§ Given instruction:
Extract the lines that hold the string "curvas".

§ Exercise inputs:
--- START ---

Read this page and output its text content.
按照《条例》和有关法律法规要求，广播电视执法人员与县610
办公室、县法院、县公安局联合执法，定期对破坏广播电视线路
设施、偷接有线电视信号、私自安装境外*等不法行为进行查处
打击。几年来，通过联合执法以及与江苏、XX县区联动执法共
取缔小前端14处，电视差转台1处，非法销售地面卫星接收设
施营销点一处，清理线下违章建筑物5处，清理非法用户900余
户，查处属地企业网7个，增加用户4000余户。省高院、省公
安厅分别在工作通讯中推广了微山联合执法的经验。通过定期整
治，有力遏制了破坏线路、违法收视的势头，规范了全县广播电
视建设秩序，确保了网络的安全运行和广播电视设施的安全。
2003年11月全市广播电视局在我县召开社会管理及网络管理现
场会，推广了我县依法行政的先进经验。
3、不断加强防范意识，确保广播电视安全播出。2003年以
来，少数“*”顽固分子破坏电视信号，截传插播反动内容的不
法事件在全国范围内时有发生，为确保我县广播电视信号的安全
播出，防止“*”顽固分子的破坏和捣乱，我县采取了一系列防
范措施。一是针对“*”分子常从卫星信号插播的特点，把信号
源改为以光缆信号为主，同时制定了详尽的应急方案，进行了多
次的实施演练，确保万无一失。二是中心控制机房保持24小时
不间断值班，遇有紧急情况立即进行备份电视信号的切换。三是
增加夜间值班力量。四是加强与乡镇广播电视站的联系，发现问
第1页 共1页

--- END ---
--- START ---

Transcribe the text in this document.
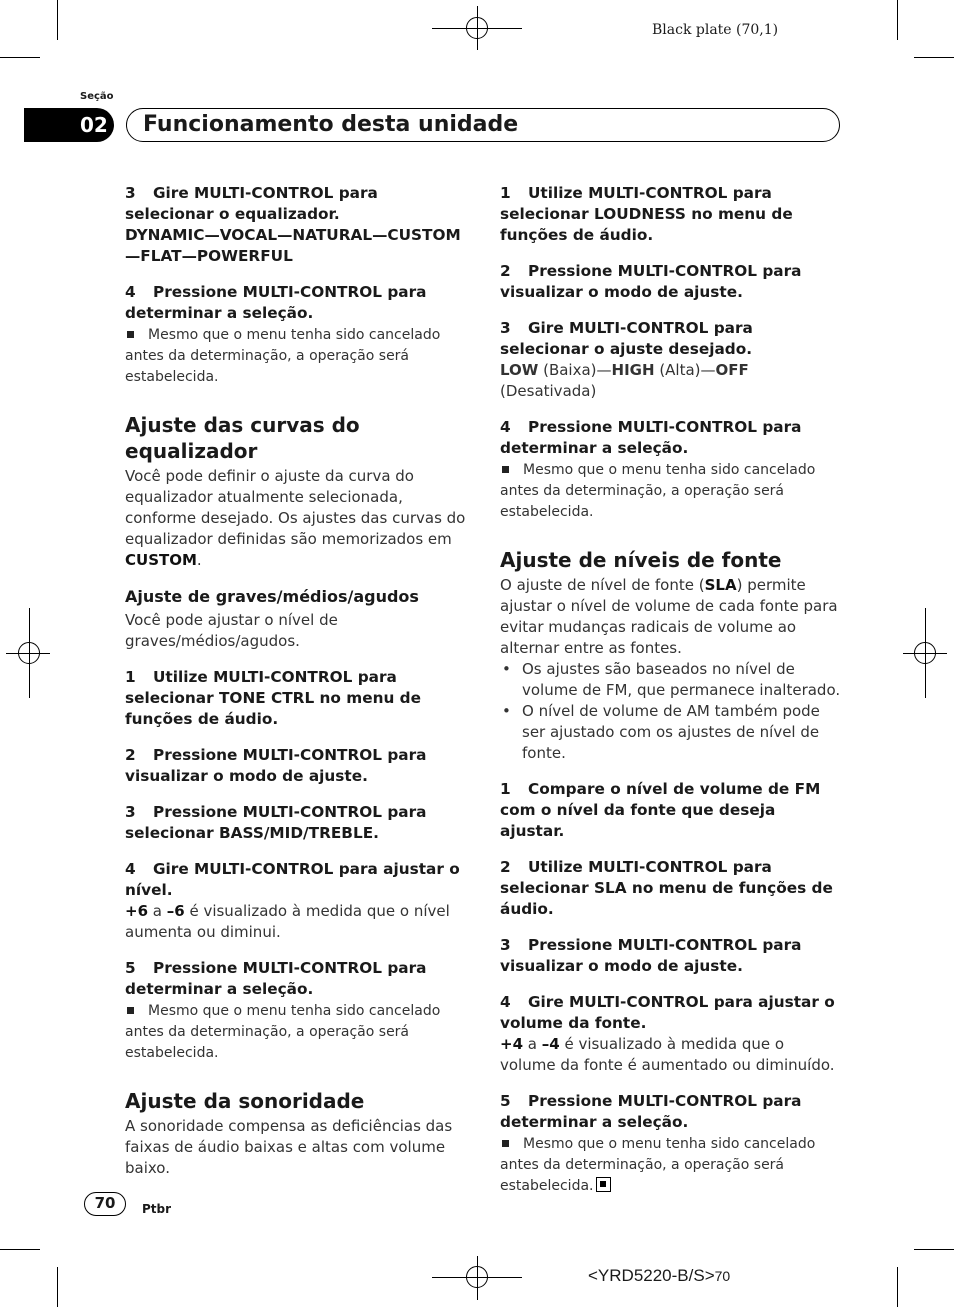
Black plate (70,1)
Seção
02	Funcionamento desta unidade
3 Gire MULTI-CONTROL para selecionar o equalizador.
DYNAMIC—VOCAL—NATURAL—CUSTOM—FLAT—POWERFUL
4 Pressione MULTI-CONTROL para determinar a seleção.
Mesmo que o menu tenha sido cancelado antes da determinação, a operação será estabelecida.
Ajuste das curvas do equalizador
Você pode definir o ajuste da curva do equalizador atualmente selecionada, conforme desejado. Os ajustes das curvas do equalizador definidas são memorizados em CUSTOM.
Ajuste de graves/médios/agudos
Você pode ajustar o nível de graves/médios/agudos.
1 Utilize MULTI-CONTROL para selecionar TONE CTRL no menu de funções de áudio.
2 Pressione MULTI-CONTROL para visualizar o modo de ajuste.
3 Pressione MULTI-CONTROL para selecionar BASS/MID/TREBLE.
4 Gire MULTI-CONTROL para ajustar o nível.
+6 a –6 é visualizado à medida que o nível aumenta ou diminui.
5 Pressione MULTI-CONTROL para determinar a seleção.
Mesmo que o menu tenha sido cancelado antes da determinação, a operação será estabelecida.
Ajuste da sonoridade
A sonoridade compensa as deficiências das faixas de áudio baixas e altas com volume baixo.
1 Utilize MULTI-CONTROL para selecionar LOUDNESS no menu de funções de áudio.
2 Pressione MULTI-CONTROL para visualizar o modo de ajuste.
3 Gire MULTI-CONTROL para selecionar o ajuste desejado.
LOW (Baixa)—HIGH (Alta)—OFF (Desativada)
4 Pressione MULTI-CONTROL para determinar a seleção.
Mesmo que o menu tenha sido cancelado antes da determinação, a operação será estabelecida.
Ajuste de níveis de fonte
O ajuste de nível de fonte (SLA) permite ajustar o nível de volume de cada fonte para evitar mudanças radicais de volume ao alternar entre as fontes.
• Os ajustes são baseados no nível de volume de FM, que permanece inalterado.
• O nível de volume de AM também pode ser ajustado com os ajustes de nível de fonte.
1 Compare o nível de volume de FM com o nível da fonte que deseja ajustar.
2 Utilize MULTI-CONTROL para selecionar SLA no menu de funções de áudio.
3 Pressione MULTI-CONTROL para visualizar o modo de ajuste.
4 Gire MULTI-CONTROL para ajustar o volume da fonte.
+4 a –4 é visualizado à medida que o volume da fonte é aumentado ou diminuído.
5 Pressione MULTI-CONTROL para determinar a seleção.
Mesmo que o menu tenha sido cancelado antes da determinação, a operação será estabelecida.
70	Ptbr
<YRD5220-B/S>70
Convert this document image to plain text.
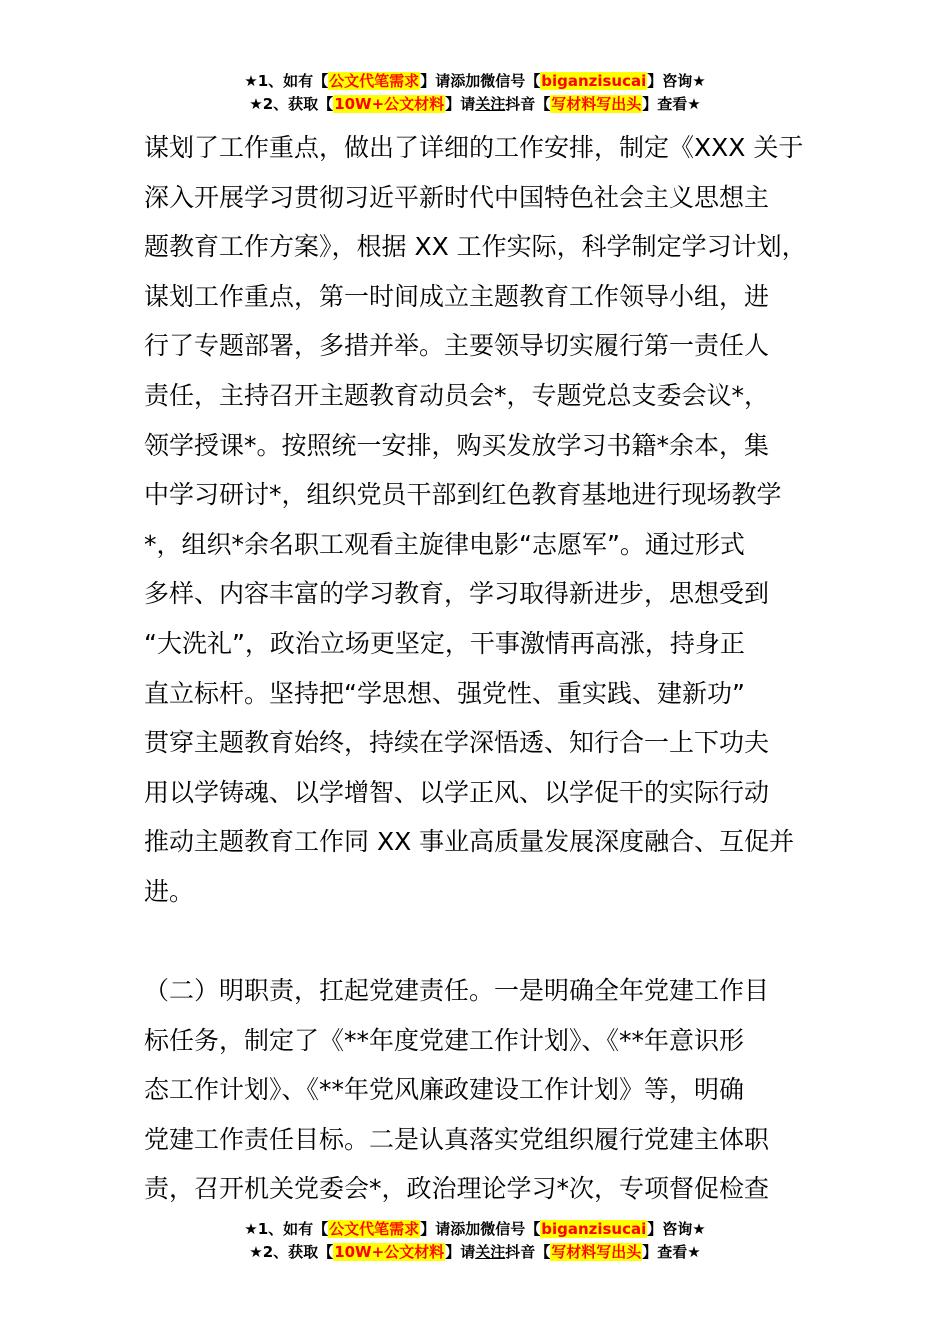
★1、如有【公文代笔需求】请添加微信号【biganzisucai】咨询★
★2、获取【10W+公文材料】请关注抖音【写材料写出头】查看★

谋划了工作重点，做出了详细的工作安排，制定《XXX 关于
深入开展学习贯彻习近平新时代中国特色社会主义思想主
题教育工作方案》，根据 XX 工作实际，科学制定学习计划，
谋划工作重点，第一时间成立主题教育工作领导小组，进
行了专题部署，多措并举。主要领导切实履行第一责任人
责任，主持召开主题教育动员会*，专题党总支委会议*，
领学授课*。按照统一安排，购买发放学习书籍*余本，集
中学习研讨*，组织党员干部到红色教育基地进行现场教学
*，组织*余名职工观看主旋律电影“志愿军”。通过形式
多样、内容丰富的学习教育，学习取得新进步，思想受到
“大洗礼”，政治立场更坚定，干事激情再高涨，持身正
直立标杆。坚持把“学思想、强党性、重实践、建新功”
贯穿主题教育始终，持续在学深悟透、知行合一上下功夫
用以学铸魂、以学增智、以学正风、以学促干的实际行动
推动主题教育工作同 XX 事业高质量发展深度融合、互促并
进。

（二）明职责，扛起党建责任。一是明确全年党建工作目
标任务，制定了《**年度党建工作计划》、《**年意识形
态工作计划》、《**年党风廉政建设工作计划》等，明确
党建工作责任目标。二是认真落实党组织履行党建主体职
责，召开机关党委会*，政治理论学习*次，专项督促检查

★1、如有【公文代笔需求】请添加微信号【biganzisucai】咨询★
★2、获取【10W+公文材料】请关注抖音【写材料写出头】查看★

--- END ---

§ Complete response:
Ajuste das curvas do equalizador
Você pode definir o ajuste da curva do equalizador atualmente selecionada, conforme desejado. Os ajustes das curvas do equalizador definidas são memorizados em CUSTOM.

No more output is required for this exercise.